Exercise objective
Note each line of the listing that contains the string "佛坪县长角坝镇教场坝村底庄沟上段道路硬化工程", and copy it.

Record list
⁂
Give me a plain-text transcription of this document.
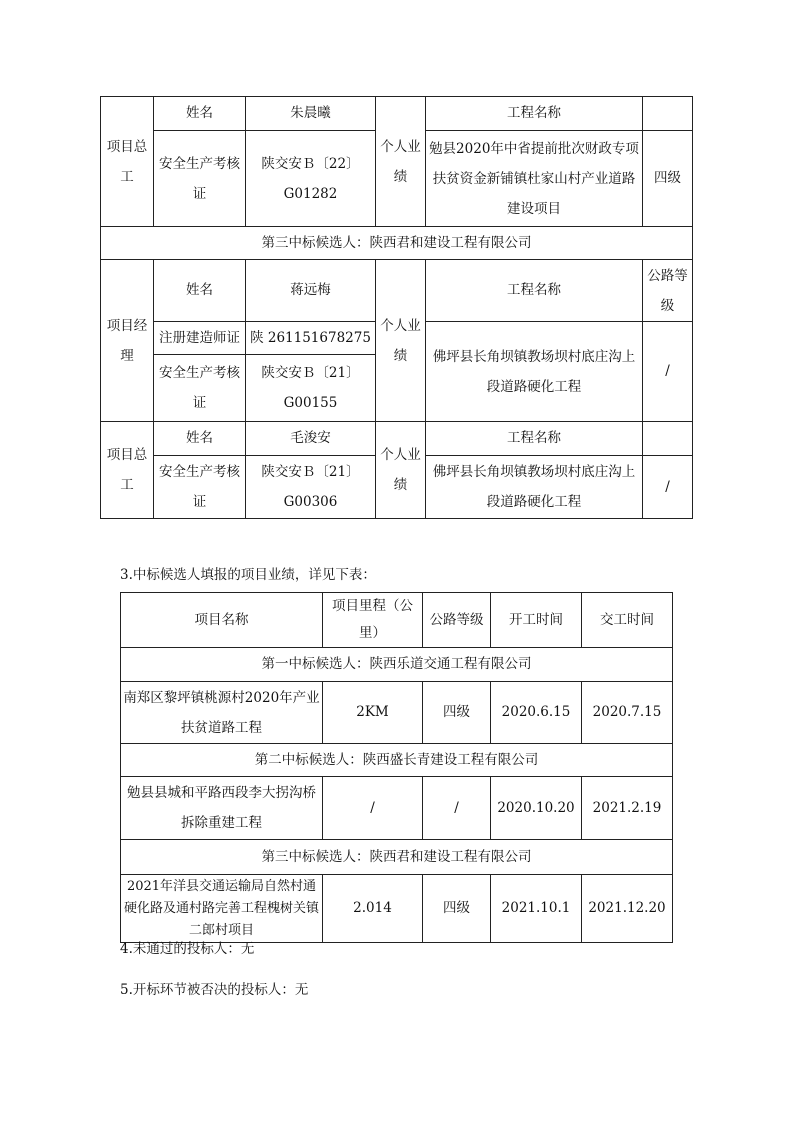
项目总工	姓名	朱晨曦	个人业绩	工程名称	
	安全生产考核证	陕交安Ｂ〔22〕G01282		勉县2020年中省提前批次财政专项扶贫资金新铺镇杜家山村产业道路建设项目	四级
第三中标候选人：陕西君和建设工程有限公司					
项目经理	姓名	蒋远梅	个人业绩	工程名称	公路等级
	注册建造师证	陕 261151678275		佛坪县长角坝镇教场坝村底庄沟上段道路硬化工程	/
	安全生产考核证	陕交安Ｂ〔21〕G00155			
项目总工	姓名	毛浚安	个人业绩	工程名称	
	安全生产考核证	陕交安Ｂ〔21〕G00306		佛坪县长角坝镇教场坝村底庄沟上段道路硬化工程	/

3.中标候选人填报的项目业绩，详见下表：

项目名称	项目里程（公里）	公路等级	开工时间	交工时间
第一中标候选人：陕西乐道交通工程有限公司				
南郑区黎坪镇桃源村2020年产业扶贫道路工程	2KM	四级	2020.6.15	2020.7.15
第二中标候选人：陕西盛长青建设工程有限公司				
勉县县城和平路西段李大拐沟桥拆除重建工程	/	/	2020.10.20	2021.2.19
第三中标候选人：陕西君和建设工程有限公司				
2021年洋县交通运输局自然村通硬化路及通村路完善工程槐树关镇二郎村项目	2.014	四级	2021.10.1	2021.12.20

4.未通过的投标人：无

5.开标环节被否决的投标人：无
⁂
Completed exercise
	注册建造师证	陕 261151678275		佛坪县长角坝镇教场坝村底庄沟上段道路硬化工程	/
	安全生产考核证	陕交安Ｂ〔21〕G00306		佛坪县长角坝镇教场坝村底庄沟上段道路硬化工程	/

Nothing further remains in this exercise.